[Start of TASK DATA]

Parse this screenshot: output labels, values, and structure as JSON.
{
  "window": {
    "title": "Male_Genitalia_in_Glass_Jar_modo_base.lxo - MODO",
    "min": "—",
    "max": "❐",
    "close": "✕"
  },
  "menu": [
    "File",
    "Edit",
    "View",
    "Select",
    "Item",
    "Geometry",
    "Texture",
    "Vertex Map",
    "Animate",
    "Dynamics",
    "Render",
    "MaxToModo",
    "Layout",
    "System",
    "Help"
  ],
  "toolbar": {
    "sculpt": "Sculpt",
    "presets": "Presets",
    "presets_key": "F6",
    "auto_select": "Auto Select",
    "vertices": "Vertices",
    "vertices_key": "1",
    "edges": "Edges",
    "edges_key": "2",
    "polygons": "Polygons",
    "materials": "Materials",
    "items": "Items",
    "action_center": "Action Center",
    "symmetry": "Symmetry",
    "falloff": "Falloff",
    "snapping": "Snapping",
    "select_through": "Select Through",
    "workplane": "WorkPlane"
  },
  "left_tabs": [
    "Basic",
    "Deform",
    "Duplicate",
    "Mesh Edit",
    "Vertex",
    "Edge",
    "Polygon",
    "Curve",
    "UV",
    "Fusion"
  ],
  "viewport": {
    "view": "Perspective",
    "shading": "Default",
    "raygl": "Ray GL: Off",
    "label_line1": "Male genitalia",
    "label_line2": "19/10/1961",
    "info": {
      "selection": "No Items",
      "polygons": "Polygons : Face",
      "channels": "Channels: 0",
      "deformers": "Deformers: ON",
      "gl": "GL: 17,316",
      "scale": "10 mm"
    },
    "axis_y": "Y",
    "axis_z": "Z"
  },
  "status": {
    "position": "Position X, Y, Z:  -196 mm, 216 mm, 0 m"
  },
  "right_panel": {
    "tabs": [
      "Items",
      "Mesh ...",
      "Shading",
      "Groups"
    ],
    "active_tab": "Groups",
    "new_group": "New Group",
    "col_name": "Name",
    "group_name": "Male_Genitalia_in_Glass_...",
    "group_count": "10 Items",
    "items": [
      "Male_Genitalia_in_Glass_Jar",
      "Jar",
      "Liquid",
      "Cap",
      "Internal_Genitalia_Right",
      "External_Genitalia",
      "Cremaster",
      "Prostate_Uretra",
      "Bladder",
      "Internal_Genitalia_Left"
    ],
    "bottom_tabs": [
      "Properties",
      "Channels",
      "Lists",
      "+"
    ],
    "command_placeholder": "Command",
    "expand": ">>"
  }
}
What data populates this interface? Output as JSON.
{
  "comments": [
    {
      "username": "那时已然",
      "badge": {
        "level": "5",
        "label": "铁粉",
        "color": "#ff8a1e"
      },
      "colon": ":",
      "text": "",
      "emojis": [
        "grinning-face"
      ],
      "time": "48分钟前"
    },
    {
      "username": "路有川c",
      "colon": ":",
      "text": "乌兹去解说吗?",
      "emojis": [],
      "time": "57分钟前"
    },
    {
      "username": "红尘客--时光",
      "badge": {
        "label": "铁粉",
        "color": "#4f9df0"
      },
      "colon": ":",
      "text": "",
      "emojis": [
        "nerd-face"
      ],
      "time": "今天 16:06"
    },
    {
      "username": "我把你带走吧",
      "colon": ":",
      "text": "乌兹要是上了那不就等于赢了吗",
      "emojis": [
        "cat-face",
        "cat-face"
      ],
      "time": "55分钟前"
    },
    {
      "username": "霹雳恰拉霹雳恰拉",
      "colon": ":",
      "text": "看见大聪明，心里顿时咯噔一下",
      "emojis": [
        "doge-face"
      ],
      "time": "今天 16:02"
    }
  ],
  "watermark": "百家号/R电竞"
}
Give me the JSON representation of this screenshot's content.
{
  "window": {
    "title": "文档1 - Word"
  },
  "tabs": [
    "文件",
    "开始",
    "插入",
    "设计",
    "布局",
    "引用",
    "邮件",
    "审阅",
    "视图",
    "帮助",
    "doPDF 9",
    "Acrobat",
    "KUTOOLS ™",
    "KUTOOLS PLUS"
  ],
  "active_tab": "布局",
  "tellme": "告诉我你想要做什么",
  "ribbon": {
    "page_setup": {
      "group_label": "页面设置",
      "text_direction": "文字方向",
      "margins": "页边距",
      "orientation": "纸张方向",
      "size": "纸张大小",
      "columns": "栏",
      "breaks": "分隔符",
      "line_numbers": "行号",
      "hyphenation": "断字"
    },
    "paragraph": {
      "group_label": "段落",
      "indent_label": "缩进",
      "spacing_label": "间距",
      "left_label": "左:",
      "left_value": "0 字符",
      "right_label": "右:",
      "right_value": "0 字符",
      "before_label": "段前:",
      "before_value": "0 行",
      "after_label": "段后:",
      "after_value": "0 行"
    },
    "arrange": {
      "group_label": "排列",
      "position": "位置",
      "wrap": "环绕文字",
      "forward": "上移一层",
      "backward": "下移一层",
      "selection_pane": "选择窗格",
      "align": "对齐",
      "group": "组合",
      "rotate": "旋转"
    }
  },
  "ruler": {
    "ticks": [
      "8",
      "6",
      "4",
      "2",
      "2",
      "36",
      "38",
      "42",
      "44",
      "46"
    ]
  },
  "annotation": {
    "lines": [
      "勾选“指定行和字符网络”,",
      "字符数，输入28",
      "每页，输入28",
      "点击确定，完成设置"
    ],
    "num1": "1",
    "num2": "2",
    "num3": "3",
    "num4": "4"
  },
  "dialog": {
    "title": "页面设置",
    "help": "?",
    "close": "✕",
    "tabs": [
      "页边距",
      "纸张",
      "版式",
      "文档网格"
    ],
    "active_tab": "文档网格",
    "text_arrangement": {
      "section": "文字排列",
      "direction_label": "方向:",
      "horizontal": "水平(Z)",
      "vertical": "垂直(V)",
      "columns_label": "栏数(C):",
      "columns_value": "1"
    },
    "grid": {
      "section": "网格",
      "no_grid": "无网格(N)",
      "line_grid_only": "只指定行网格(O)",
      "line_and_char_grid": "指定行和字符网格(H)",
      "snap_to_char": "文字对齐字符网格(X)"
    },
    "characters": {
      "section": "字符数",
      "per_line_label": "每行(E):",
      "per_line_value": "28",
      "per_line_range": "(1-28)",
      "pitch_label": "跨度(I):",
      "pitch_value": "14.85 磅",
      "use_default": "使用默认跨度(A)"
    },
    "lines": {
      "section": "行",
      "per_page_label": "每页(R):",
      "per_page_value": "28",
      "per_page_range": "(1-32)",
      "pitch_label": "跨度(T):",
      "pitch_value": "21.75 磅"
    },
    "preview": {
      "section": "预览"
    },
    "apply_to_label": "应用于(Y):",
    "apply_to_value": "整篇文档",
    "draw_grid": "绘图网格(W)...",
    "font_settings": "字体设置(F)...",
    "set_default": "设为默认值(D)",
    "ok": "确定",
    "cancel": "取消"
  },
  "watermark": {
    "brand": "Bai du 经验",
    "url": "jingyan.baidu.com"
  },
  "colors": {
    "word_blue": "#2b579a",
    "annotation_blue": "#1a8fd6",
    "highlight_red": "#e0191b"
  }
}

[End of TASK DATA]

● WHAT YOU ARE ASKED TO DO
Return the listing above in its exact form.

● IN RESPONSE
Parse this screenshot: output labels, values, and structure as JSON.
{
  "window": {
    "title": "Male_Genitalia_in_Glass_Jar_modo_base.lxo - MODO",
    "min": "—",
    "max": "❐",
    "close": "✕"
  },
  "menu": [
    "File",
    "Edit",
    "View",
    "Select",
    "Item",
    "Geometry",
    "Texture",
    "Vertex Map",
    "Animate",
    "Dynamics",
    "Render",
    "MaxToModo",
    "Layout",
    "System",
    "Help"
  ],
  "toolbar": {
    "sculpt": "Sculpt",
    "presets": "Presets",
    "presets_key": "F6",
    "auto_select": "Auto Select",
    "vertices": "Vertices",
    "vertices_key": "1",
    "edges": "Edges",
    "edges_key": "2",
    "polygons": "Polygons",
    "materials": "Materials",
    "items": "Items",
    "action_center": "Action Center",
    "symmetry": "Symmetry",
    "falloff": "Falloff",
    "snapping": "Snapping",
    "select_through": "Select Through",
    "workplane": "WorkPlane"
  },
  "left_tabs": [
    "Basic",
    "Deform",
    "Duplicate",
    "Mesh Edit",
    "Vertex",
    "Edge",
    "Polygon",
    "Curve",
    "UV",
    "Fusion"
  ],
  "viewport": {
    "view": "Perspective",
    "shading": "Default",
    "raygl": "Ray GL: Off",
    "label_line1": "Male genitalia",
    "label_line2": "19/10/1961",
    "info": {
      "selection": "No Items",
      "polygons": "Polygons : Face",
      "channels": "Channels: 0",
      "deformers": "Deformers: ON",
      "gl": "GL: 17,316",
      "scale": "10 mm"
    },
    "axis_y": "Y",
    "axis_z": "Z"
  },
  "status": {
    "position": "Position X, Y, Z:  -196 mm, 216 mm, 0 m"
  },
  "right_panel": {
    "tabs": [
      "Items",
      "Mesh ...",
      "Shading",
      "Groups"
    ],
    "active_tab": "Groups",
    "new_group": "New Group",
    "col_name": "Name",
    "group_name": "Male_Genitalia_in_Glass_...",
    "group_count": "10 Items",
    "items": [
      "Male_Genitalia_in_Glass_Jar",
      "Jar",
      "Liquid",
      "Cap",
      "Internal_Genitalia_Right",
      "External_Genitalia",
      "Cremaster",
      "Prostate_Uretra",
      "Bladder",
      "Internal_Genitalia_Left"
    ],
    "bottom_tabs": [
      "Properties",
      "Channels",
      "Lists",
      "+"
    ],
    "command_placeholder": "Command",
    "expand": ">>"
  }
}
What data populates this interface? Output as JSON.
{
  "comments": [
    {
      "username": "那时已然",
      "badge": {
        "level": "5",
        "label": "铁粉",
        "color": "#ff8a1e"
      },
      "colon": ":",
      "text": "",
      "emojis": [
        "grinning-face"
      ],
      "time": "48分钟前"
    },
    {
      "username": "路有川c",
      "colon": ":",
      "text": "乌兹去解说吗?",
      "emojis": [],
      "time": "57分钟前"
    },
    {
      "username": "红尘客--时光",
      "badge": {
        "label": "铁粉",
        "color": "#4f9df0"
      },
      "colon": ":",
      "text": "",
      "emojis": [
        "nerd-face"
      ],
      "time": "今天 16:06"
    },
    {
      "username": "我把你带走吧",
      "colon": ":",
      "text": "乌兹要是上了那不就等于赢了吗",
      "emojis": [
        "cat-face",
        "cat-face"
      ],
      "time": "55分钟前"
    },
    {
      "username": "霹雳恰拉霹雳恰拉",
      "colon": ":",
      "text": "看见大聪明，心里顿时咯噔一下",
      "emojis": [
        "doge-face"
      ],
      "time": "今天 16:02"
    }
  ],
  "watermark": "百家号/R电竞"
}
Give me the JSON representation of this screenshot's content.
{
  "window": {
    "title": "文档1 - Word"
  },
  "tabs": [
    "文件",
    "开始",
    "插入",
    "设计",
    "布局",
    "引用",
    "邮件",
    "审阅",
    "视图",
    "帮助",
    "doPDF 9",
    "Acrobat",
    "KUTOOLS ™",
    "KUTOOLS PLUS"
  ],
  "active_tab": "布局",
  "tellme": "告诉我你想要做什么",
  "ribbon": {
    "page_setup": {
      "group_label": "页面设置",
      "text_direction": "文字方向",
      "margins": "页边距",
      "orientation": "纸张方向",
      "size": "纸张大小",
      "columns": "栏",
      "breaks": "分隔符",
      "line_numbers": "行号",
      "hyphenation": "断字"
    },
    "paragraph": {
      "group_label": "段落",
      "indent_label": "缩进",
      "spacing_label": "间距",
      "left_label": "左:",
      "left_value": "0 字符",
      "right_label": "右:",
      "right_value": "0 字符",
      "before_label": "段前:",
      "before_value": "0 行",
      "after_label": "段后:",
      "after_value": "0 行"
    },
    "arrange": {
      "group_label": "排列",
      "position": "位置",
      "wrap": "环绕文字",
      "forward": "上移一层",
      "backward": "下移一层",
      "selection_pane": "选择窗格",
      "align": "对齐",
      "group": "组合",
      "rotate": "旋转"
    }
  },
  "ruler": {
    "ticks": [
      "8",
      "6",
      "4",
      "2",
      "2",
      "36",
      "38",
      "42",
      "44",
      "46"
    ]
  },
  "annotation": {
    "lines": [
      "勾选“指定行和字符网络”,",
      "字符数，输入28",
      "每页，输入28",
      "点击确定，完成设置"
    ],
    "num1": "1",
    "num2": "2",
    "num3": "3",
    "num4": "4"
  },
  "dialog": {
    "title": "页面设置",
    "help": "?",
    "close": "✕",
    "tabs": [
      "页边距",
      "纸张",
      "版式",
      "文档网格"
    ],
    "active_tab": "文档网格",
    "text_arrangement": {
      "section": "文字排列",
      "direction_label": "方向:",
      "horizontal": "水平(Z)",
      "vertical": "垂直(V)",
      "columns_label": "栏数(C):",
      "columns_value": "1"
    },
    "grid": {
      "section": "网格",
      "no_grid": "无网格(N)",
      "line_grid_only": "只指定行网格(O)",
      "line_and_char_grid": "指定行和字符网格(H)",
      "snap_to_char": "文字对齐字符网格(X)"
    },
    "characters": {
      "section": "字符数",
      "per_line_label": "每行(E):",
      "per_line_value": "28",
      "per_line_range": "(1-28)",
      "pitch_label": "跨度(I):",
      "pitch_value": "14.85 磅",
      "use_default": "使用默认跨度(A)"
    },
    "lines": {
      "section": "行",
      "per_page_label": "每页(R):",
      "per_page_value": "28",
      "per_page_range": "(1-32)",
      "pitch_label": "跨度(T):",
      "pitch_value": "21.75 磅"
    },
    "preview": {
      "section": "预览"
    },
    "apply_to_label": "应用于(Y):",
    "apply_to_value": "整篇文档",
    "draw_grid": "绘图网格(W)...",
    "font_settings": "字体设置(F)...",
    "set_default": "设为默认值(D)",
    "ok": "确定",
    "cancel": "取消"
  },
  "watermark": {
    "brand": "Bai du 经验",
    "url": "jingyan.baidu.com"
  },
  "colors": {
    "word_blue": "#2b579a",
    "annotation_blue": "#1a8fd6",
    "highlight_red": "#e0191b"
  }
}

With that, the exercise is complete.